= Collected data entries =
* * * *
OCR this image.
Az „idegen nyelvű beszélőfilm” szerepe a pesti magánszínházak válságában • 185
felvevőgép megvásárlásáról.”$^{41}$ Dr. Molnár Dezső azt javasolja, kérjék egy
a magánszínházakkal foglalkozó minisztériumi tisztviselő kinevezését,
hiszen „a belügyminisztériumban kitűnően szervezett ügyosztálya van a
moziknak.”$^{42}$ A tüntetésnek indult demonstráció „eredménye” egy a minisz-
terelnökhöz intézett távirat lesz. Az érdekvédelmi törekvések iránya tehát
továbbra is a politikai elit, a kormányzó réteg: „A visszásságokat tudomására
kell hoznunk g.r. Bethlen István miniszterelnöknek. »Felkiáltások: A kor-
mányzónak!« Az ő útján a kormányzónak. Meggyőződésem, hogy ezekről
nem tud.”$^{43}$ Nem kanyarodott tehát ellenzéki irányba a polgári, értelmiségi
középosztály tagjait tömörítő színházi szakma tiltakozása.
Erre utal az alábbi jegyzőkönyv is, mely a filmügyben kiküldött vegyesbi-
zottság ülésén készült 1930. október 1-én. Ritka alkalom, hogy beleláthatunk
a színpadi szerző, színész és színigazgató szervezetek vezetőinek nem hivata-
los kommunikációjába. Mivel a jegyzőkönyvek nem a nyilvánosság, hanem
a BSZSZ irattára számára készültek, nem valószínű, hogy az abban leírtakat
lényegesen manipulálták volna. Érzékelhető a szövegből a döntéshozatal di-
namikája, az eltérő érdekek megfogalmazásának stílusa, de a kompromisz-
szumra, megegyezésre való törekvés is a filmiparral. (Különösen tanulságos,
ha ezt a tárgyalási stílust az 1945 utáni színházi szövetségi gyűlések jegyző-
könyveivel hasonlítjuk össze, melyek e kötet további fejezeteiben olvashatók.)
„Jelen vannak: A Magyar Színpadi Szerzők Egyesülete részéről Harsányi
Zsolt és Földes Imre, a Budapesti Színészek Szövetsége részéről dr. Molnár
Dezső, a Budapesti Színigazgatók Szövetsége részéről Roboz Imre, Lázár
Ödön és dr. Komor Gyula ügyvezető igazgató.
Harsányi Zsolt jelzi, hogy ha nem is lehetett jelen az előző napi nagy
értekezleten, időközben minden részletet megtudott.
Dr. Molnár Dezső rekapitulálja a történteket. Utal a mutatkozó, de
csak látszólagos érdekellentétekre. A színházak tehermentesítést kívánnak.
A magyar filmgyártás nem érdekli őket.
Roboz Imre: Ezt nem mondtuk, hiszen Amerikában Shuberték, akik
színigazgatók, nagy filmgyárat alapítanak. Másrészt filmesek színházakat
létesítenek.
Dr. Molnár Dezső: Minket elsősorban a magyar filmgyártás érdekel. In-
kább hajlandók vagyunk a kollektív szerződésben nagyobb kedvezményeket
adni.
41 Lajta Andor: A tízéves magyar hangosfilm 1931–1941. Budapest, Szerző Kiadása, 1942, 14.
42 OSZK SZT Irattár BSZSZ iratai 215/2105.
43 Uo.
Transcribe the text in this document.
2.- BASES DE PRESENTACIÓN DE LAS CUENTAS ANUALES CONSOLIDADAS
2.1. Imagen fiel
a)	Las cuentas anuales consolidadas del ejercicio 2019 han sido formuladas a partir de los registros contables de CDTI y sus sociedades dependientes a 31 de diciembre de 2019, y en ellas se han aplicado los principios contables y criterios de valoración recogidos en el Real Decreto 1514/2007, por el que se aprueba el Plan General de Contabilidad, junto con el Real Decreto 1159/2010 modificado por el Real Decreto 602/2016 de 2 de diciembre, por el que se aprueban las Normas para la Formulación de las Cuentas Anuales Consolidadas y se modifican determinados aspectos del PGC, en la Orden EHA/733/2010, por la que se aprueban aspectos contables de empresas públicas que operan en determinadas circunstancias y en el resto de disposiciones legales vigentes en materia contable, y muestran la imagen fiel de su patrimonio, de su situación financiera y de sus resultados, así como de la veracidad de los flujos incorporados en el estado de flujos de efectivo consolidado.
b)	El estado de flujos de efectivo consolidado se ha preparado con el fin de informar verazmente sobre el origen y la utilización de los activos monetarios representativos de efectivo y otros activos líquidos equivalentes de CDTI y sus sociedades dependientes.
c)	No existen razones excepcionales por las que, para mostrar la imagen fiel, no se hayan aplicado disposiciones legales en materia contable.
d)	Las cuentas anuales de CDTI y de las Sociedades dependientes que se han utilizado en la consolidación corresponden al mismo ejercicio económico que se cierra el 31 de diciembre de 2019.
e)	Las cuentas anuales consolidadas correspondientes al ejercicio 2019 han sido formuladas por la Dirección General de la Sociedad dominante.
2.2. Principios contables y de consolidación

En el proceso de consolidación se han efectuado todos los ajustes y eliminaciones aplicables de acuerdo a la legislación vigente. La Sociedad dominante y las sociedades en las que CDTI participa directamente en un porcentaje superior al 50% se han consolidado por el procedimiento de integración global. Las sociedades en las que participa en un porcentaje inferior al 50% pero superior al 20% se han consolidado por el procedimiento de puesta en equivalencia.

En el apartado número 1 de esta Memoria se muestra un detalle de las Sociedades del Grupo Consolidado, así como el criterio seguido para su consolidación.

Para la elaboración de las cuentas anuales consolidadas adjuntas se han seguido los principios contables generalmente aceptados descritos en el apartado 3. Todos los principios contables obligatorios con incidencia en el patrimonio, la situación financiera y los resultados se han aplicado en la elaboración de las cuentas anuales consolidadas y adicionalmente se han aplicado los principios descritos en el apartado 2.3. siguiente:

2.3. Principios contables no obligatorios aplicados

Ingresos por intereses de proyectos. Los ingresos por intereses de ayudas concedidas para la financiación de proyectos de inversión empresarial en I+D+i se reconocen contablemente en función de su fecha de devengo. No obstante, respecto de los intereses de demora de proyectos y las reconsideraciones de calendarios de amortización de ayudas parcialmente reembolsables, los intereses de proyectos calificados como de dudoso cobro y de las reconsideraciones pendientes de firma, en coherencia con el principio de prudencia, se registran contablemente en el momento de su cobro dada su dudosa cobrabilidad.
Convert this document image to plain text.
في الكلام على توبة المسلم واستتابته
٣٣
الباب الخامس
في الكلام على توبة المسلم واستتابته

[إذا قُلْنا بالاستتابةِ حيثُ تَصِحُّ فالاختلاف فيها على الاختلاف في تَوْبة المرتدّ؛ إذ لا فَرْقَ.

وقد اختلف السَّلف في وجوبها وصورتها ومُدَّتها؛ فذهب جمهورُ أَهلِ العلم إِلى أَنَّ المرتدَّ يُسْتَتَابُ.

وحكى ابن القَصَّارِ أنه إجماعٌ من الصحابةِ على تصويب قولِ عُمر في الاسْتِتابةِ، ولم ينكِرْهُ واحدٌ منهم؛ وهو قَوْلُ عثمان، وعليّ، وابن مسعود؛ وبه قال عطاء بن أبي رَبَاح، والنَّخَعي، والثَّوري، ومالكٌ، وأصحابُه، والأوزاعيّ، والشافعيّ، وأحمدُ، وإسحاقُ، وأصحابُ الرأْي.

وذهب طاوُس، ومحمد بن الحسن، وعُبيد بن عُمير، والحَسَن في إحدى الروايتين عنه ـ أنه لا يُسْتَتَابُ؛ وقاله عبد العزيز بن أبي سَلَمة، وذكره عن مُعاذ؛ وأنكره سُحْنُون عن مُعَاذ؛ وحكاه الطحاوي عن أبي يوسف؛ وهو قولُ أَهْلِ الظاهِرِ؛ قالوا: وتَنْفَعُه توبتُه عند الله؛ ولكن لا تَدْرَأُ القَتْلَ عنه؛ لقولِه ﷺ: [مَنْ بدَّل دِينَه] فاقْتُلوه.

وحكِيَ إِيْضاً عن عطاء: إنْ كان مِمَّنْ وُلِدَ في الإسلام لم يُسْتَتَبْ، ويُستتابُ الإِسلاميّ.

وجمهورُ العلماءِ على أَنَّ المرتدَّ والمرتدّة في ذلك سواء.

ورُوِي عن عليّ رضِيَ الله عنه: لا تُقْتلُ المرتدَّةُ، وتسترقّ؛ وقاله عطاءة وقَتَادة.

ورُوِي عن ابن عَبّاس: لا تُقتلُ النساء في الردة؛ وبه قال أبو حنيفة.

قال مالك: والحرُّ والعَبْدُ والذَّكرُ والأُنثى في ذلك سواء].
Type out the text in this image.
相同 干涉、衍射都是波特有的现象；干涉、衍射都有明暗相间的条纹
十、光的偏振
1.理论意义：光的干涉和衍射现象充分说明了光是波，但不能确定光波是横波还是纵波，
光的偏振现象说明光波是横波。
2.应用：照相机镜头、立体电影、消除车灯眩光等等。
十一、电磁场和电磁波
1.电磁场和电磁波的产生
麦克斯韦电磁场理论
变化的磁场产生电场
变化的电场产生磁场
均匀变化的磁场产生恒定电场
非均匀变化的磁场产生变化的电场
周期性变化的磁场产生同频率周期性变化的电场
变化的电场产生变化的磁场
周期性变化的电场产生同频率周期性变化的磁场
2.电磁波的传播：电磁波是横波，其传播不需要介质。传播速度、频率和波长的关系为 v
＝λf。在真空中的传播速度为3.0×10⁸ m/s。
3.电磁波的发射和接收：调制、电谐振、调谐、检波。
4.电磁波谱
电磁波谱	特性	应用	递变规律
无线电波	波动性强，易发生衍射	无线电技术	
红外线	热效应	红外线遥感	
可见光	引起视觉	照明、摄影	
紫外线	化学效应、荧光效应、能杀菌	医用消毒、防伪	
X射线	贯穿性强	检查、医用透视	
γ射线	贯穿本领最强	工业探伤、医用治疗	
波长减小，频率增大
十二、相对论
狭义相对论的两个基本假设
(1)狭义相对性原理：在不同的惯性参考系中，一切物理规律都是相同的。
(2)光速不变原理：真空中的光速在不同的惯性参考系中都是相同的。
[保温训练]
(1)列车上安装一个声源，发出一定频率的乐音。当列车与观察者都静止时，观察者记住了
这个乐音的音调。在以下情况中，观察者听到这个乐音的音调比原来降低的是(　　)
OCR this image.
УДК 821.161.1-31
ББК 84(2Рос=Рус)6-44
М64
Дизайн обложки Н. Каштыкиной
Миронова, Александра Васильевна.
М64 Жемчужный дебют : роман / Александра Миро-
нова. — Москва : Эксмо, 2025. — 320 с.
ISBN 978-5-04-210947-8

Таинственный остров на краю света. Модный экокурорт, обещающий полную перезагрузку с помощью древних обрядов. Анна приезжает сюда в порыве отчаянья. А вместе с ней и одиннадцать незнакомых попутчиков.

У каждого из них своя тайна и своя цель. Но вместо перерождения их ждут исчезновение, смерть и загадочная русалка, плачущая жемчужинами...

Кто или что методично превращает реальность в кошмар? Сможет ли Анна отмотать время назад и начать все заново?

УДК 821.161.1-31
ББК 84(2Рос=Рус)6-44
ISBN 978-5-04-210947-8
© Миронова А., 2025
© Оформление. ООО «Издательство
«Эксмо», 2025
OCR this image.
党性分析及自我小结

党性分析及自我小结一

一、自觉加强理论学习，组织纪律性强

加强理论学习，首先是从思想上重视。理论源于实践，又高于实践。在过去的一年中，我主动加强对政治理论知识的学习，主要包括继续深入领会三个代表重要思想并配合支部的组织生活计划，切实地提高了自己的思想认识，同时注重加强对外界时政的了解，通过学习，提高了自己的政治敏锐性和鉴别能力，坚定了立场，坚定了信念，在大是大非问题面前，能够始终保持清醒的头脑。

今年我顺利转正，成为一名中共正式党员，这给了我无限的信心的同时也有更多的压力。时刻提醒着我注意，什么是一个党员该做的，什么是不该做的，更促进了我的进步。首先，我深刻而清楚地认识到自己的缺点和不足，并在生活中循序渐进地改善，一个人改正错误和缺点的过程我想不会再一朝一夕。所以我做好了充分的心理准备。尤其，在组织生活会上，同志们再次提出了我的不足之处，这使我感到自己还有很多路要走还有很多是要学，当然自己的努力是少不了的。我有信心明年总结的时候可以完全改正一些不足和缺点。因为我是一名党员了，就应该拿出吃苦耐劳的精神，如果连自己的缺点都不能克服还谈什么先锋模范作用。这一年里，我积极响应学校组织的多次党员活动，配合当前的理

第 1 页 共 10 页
* * * *
= What the exercise asks =
Read through the entries and copy every line that includes "Александра".

= Response =
Миронова, Александра Васильевна.
М64 Жемчужный дебют : роман / Александра Миро-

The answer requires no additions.